[Problem statement] Turn the data below into a numbered list, from the line containing "Patent image size: (778, 528)." up to and including the line containing "The second row R2 is at (668, 433).", and leave out any blank lines.

[Exercise input]
* Begin *

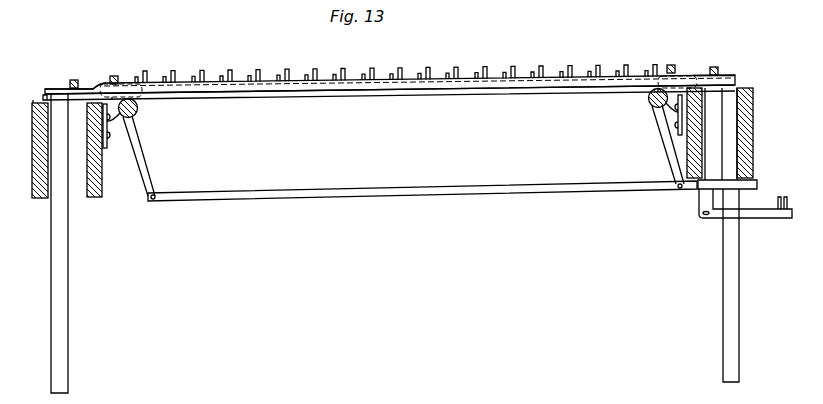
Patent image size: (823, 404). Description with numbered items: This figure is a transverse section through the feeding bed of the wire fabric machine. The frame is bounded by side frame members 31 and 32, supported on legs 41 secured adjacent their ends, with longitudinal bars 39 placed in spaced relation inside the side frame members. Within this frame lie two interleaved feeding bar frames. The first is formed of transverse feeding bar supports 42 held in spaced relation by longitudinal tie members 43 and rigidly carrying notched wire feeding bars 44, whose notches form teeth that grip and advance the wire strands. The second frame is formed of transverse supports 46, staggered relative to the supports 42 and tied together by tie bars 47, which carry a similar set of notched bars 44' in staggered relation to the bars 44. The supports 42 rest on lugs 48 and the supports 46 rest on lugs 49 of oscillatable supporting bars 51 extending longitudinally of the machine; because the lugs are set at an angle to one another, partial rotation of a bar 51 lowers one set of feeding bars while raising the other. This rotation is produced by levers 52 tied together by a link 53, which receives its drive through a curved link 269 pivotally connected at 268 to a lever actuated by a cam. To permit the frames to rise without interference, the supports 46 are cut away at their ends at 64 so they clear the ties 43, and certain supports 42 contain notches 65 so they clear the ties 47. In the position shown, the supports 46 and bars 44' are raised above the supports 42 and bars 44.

The side frame member 31 is at (746, 148).
The side frame member 32 is at (38, 190).
The longitudinal bar 39 is at (93, 198).
The leg 41 is at (63, 302).
The transverse feeding bar support 42 is at (358, 94).
The longitudinal tie member 43 is at (70, 80).
The notched wire feeding bar 44 is at (396, 61).
The notched bar 44' is at (511, 56).
The transverse support 46 is at (213, 82).
The tie bar 47 is at (115, 76).
The lug 48 is at (108, 92).
The lug 49 is at (138, 106).
The oscillatable supporting bar 51 is at (135, 115).
The lever 52 is at (146, 160).
The link 53 is at (445, 186).
The cut-away end 64 is at (95, 88).
The notch 65 is at (126, 86).
The pivot 268 is at (782, 196).
The curved link 269 is at (718, 212).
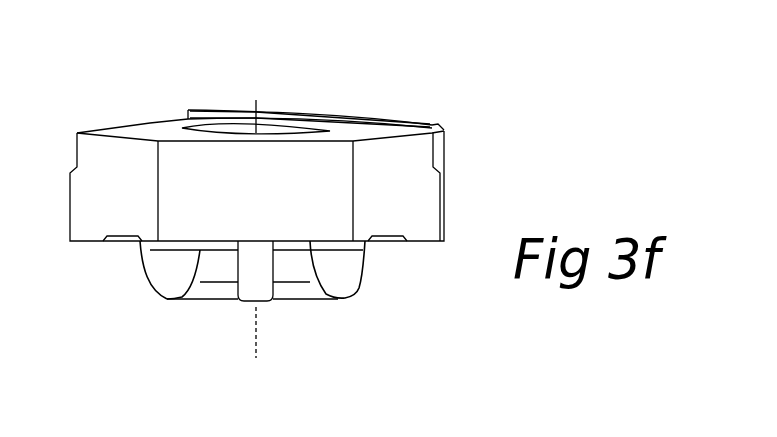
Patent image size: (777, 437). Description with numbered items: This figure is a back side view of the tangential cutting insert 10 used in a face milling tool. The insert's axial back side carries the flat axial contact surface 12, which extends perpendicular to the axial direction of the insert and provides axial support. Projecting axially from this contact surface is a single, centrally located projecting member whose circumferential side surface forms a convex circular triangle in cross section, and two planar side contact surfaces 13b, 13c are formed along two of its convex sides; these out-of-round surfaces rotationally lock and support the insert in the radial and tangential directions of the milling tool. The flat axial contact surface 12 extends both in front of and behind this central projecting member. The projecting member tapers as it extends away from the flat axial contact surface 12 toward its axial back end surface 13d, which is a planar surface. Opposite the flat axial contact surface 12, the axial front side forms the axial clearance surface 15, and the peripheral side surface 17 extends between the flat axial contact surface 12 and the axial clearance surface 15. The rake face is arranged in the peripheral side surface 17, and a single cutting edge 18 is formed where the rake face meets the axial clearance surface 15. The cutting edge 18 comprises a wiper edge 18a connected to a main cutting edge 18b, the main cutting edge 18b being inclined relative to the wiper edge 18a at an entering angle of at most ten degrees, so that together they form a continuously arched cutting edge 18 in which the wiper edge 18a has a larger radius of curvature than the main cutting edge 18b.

The tangential cutting insert 10 is at (480, 92).
The flat axial contact surface 12 is at (413, 242).
The side contact surface 13b is at (162, 266).
The side contact surface 13c is at (348, 267).
The axial back end surface 13d is at (282, 302).
The axial clearance surface 15 is at (148, 132).
The peripheral side surface 17 is at (412, 190).
The cutting edge 18 is at (297, 68).
The wiper edge 18a is at (293, 101).
The main cutting edge 18b is at (445, 119).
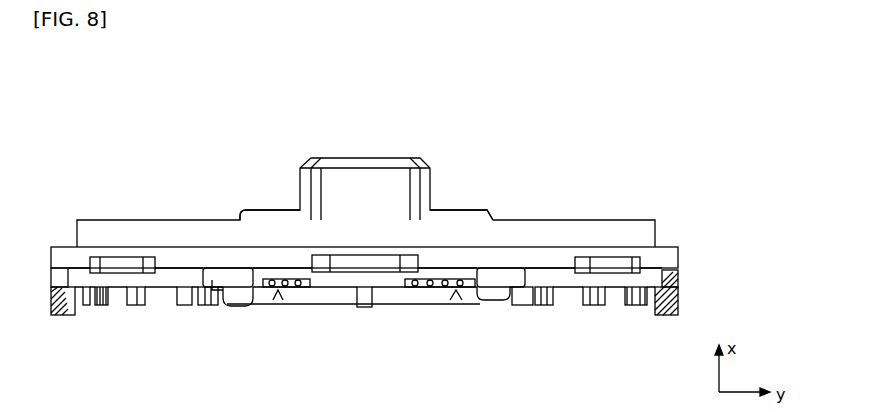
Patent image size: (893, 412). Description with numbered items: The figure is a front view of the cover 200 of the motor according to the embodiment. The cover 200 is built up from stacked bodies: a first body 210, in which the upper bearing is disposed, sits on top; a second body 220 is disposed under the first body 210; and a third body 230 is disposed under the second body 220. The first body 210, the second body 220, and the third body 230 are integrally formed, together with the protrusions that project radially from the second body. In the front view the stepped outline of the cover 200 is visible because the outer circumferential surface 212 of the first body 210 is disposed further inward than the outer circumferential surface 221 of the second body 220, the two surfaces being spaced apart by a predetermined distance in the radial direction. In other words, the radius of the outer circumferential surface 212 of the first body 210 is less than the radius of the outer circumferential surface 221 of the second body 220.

The cover 200 is at (80, 101).
The first body 210 is at (598, 238).
The outer circumferential surface of the first body 212 is at (664, 219).
The second body 220 is at (668, 258).
The outer circumferential surface of the second body 221 is at (683, 250).
The third body 230 is at (676, 281).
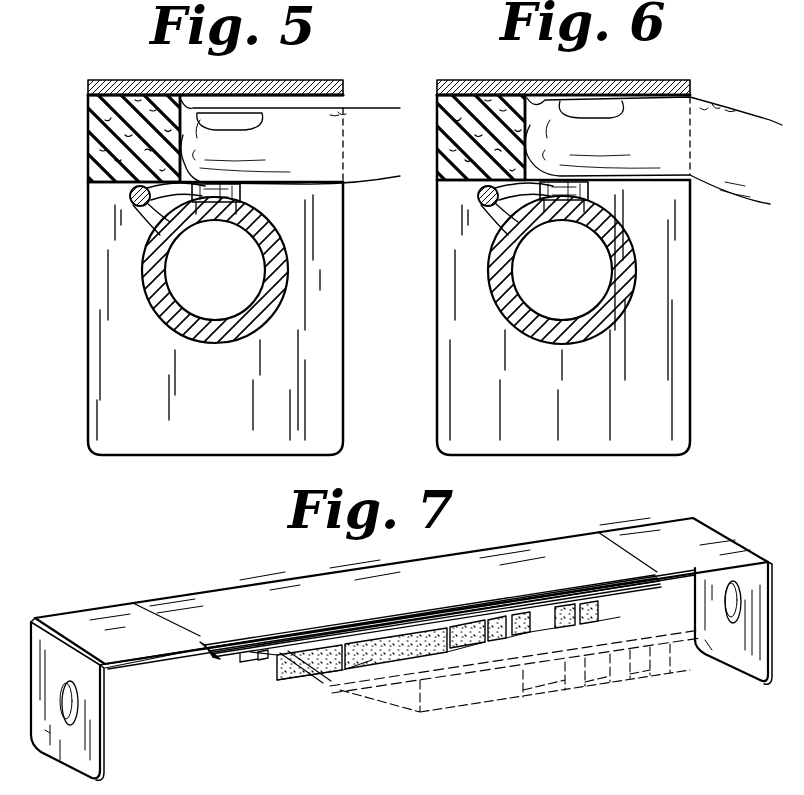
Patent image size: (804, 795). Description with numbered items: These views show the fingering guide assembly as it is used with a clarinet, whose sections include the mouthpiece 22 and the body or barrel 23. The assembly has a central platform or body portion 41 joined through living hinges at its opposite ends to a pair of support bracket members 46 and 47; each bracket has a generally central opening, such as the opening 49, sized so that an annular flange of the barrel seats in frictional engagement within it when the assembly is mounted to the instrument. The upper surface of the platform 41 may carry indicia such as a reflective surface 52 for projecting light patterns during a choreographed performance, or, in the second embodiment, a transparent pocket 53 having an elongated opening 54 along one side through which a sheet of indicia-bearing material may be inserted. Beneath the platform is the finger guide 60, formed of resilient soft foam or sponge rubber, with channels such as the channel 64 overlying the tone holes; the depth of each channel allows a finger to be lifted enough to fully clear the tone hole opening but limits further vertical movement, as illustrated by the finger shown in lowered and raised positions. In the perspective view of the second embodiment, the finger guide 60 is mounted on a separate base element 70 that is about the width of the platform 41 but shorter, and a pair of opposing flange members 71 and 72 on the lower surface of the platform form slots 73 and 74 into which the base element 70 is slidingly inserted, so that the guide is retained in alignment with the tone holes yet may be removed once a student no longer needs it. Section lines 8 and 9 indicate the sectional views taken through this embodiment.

In FIG. 7, the section line 8- 8 is at (512, 538).
In FIG. 7, the section line 9- 9 is at (70, 654).
In FIG. 5, the mouthpiece 22 is at (248, 155).
In FIG. 5, the barrel 23 is at (142, 270).
In FIG. 6, the barrel 23 is at (488, 270).
In FIG. 5, the platform 41 is at (86, 93).
In FIG. 6, the platform 41 is at (740, 70).
In FIG. 7, the platform 41 is at (640, 516).
In FIG. 5, the support bracket member 46 is at (88, 405).
In FIG. 6, the support bracket member 46 is at (690, 357).
In FIG. 7, the support bracket member 47 is at (102, 752).
In FIG. 7, the central opening 49 is at (76, 705).
In FIG. 5, the reflective surface 52 is at (314, 66).
In FIG. 7, the pocket 53 is at (233, 588).
In FIG. 7, the elongated opening 54 is at (590, 582).
In FIG. 5, the finger guide 60 is at (88, 128).
In FIG. 6, the finger guide 60 is at (480, 92).
In FIG. 7, the finger guide 60 is at (360, 650).
In FIG. 5, the channel 64 is at (215, 104).
In FIG. 6, the channel 64 is at (545, 92).
In FIG. 7, the base element 70 is at (296, 628).
In FIG. 7, the flange member 71 is at (645, 590).
In FIG. 7, the flange member 72 is at (246, 660).
In FIG. 7, the slot 73 is at (650, 572).
In FIG. 7, the slot 74 is at (262, 660).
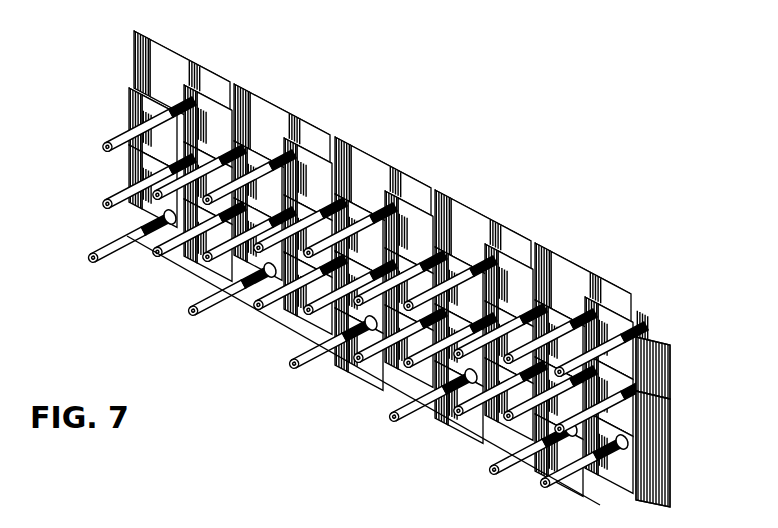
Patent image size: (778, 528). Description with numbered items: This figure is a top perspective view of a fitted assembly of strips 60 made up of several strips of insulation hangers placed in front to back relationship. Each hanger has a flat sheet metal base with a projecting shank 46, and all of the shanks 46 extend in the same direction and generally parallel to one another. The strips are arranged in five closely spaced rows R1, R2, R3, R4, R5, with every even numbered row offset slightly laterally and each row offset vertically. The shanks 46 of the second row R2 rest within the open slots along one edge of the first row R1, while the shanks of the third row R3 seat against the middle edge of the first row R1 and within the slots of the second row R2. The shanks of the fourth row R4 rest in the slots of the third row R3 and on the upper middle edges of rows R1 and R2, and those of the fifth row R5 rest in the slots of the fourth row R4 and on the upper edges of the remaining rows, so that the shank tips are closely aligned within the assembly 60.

The fitted assembly of strips 60 is at (276, 349).
The shank 46 is at (400, 417).
The first row R1 is at (623, 478).
The second row R2 is at (668, 433).
The third row R3 is at (618, 342).
The fourth row R4 is at (668, 338).
The fifth row R5 is at (579, 277).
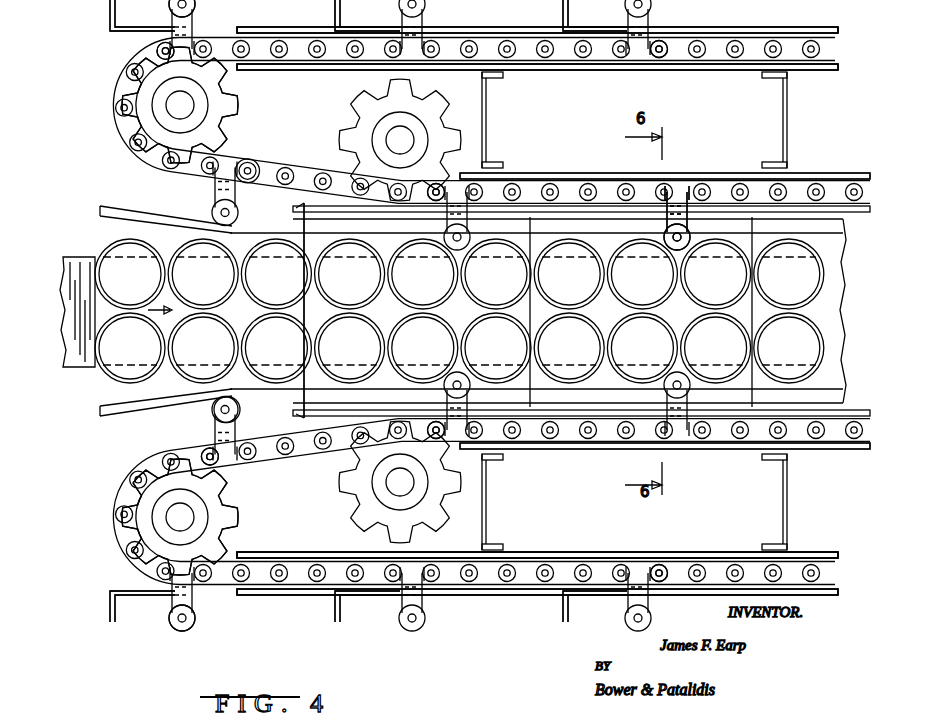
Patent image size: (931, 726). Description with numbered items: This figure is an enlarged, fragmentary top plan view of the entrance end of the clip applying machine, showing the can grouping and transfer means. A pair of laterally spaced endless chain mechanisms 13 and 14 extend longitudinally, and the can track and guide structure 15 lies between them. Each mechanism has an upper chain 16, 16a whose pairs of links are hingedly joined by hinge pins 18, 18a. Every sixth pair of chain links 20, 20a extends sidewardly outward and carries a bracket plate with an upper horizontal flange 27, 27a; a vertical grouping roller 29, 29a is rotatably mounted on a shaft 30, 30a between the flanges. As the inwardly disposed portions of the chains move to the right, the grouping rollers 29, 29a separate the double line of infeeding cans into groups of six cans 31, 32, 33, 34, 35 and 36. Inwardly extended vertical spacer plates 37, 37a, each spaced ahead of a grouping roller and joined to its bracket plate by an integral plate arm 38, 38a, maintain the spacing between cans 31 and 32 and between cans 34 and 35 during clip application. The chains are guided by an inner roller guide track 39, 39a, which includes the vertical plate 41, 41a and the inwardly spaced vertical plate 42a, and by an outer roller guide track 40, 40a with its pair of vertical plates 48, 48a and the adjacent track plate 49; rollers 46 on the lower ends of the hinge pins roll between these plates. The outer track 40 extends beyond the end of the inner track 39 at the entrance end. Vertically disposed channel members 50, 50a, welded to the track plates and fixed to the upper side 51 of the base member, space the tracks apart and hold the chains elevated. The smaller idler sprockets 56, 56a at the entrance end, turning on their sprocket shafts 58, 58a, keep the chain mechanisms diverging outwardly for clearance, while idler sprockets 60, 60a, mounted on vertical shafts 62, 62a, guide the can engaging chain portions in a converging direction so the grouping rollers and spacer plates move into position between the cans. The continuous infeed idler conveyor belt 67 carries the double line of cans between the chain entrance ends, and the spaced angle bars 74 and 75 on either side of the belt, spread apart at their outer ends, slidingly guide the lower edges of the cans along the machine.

The chain mechanism 13 is at (134, 580).
The chain mechanism 14 is at (122, 61).
The can track and guide structure 15 is at (98, 208).
The upper chain 16 is at (114, 495).
The upper chain 16a is at (118, 131).
The hinge pin 18 is at (138, 470).
The hinge pin 18a is at (138, 150).
The chain link 20 is at (232, 465).
The chain link 20a is at (160, 40).
The horizontal flange 27 is at (218, 430).
The horizontal flange 27a is at (368, 15).
The grouping roller 29 is at (212, 410).
The grouping roller 29a is at (212, 205).
The shaft 30 is at (240, 410).
The shaft 30a is at (192, 8).
The can 31 is at (727, 285).
The can 32 is at (801, 285).
The can 33 is at (654, 285).
The can 34 is at (727, 357).
The can 35 is at (801, 357).
The can 36 is at (654, 357).
The spacer plate 37 is at (308, 416).
The spacer plate 37a is at (308, 203).
The plate arm 38 is at (144, 598).
The plate arm 38a is at (240, 208).
The inner roller guide track 39 is at (528, 456).
The inner roller guide track 39a is at (588, 168).
The outer roller guide track 40 is at (553, 557).
The outer roller guide track 40a is at (616, 78).
The vertical plate 41 is at (604, 446).
The vertical plate 41a is at (690, 175).
The vertical plate 42a is at (650, 205).
The roller 46 is at (252, 160).
The vertical plate 48 is at (532, 598).
The vertical plate 48a is at (540, 72).
The rail 49 is at (612, 556).
The channel member 50 is at (484, 518).
The channel member 50a is at (488, 138).
The upper side of base member 51 is at (512, 540).
The idler sprocket 56 is at (232, 525).
The idler sprocket 56a is at (232, 108).
The shaft 58 is at (186, 520).
The shaft 58a is at (185, 103).
The idler sprocket 60 is at (355, 505).
The idler sprocket 60a is at (362, 100).
The vertical shaft 62 is at (398, 482).
The vertical shaft 62a is at (400, 138).
The infeed idler conveyor belt 67 is at (84, 256).
The angle bar 74 is at (136, 206).
The angle bar 75 is at (100, 412).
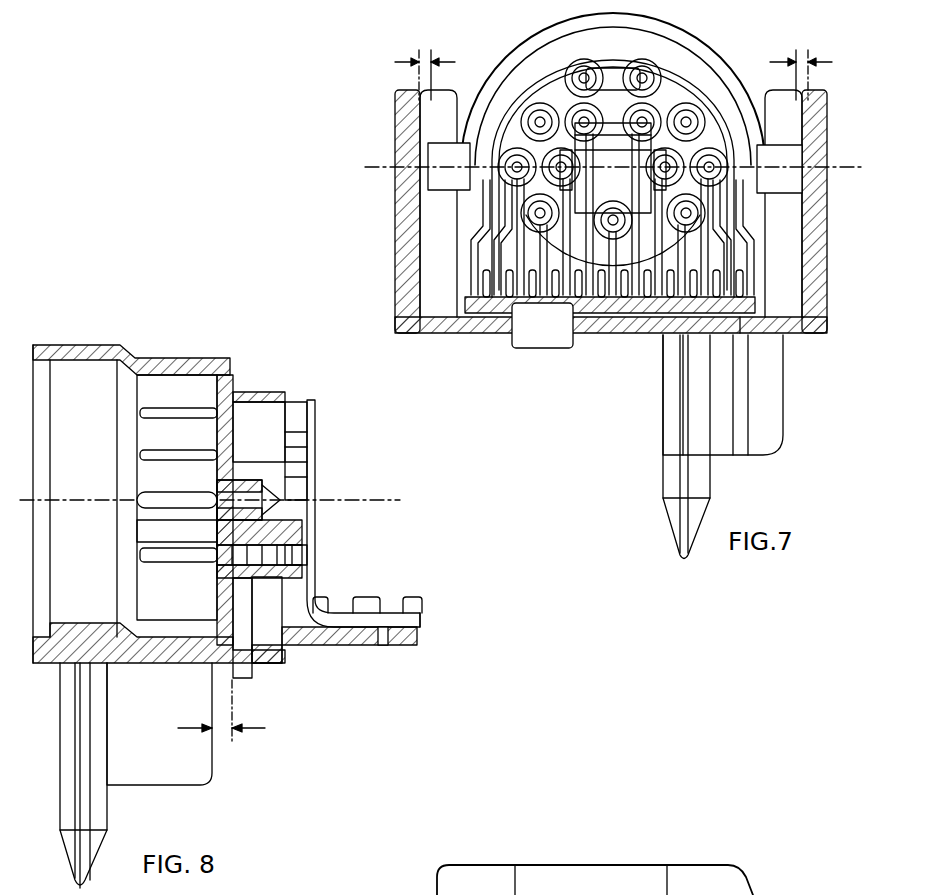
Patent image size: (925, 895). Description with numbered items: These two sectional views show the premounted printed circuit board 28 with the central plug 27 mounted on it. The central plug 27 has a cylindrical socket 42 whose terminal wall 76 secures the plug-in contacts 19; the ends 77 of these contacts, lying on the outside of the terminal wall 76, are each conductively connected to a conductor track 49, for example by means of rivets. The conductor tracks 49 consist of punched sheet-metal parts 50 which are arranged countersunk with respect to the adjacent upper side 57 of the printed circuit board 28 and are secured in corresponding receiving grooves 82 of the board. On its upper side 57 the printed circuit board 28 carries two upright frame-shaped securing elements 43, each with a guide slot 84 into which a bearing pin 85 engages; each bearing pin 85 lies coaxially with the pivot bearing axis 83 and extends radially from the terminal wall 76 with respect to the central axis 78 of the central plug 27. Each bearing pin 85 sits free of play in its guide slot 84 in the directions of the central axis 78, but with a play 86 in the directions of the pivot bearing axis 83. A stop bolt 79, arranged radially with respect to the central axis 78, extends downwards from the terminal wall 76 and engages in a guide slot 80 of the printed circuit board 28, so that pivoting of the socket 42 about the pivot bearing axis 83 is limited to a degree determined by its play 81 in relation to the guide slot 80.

In FIG. 8, the plug-in contacts 19 is at (167, 557).
In FIG. 8, the central plug 27 is at (260, 370).
In FIG. 7, the printed circuit board 28 is at (788, 340).
In FIG. 8, the printed circuit board 28 is at (145, 665).
In FIG. 8, the socket 42 is at (160, 358).
In FIG. 7, the securing elements 43 is at (398, 92).
In FIG. 8, the conductor track 49 is at (322, 585).
In FIG. 8, the punched sheet-metal parts 50 is at (382, 645).
In FIG. 7, the upper side 57 is at (780, 318).
In FIG. 8, the upper side 57 is at (415, 600).
In FIG. 8, the terminal wall 76 is at (285, 400).
In FIG. 8, the ends 77 is at (300, 420).
In FIG. 8, the central axis 78 is at (70, 500).
In FIG. 8, the stop bolt 79 is at (250, 672).
In FIG. 8, the guide slot 80 is at (200, 680).
In FIG. 8, the play 81 is at (228, 735).
In FIG. 8, the receiving grooves 82 is at (420, 617).
In FIG. 7, the pivot bearing axis 83 is at (372, 172).
In FIG. 7, the guide slot 84 is at (445, 95).
In FIG. 7, the bearing pin 85 is at (435, 143).
In FIG. 7, the play 86 is at (418, 55).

* End *

[Right answer]
1. Patent image size: (778, 528). Description with numbered items: This figure is a top perspective view of a fitted assembly of strips 60 made up of several strips of insulation hangers placed in front to back relationship. Each hanger has a flat sheet metal base with a projecting shank 46, and all of the shanks 46 extend in the same direction and generally parallel to one another. The strips are arranged in five closely spaced rows R1, R2, R3, R4, R5, with every even numbered row offset slightly laterally and each row offset vertically. The shanks 46 of the second row R2 rest within the open slots along one edge of the first row R1, while the shanks of the third row R3 seat against the middle edge of the first row R1 and within the slots of the second row R2. The shanks of the fourth row R4 rest in the slots of the third row R3 and on the upper middle edges of rows R1 and R2, and those of the fifth row R5 rest in the slots of the fourth row R4 and on the upper edges of the remaining rows, so that the shank tips are closely aligned within the assembly 60.
2. The fitted assembly of strips 60 is at (276, 349).
3. The shank 46 is at (400, 417).
4. The first row R1 is at (623, 478).
5. The second row R2 is at (668, 433).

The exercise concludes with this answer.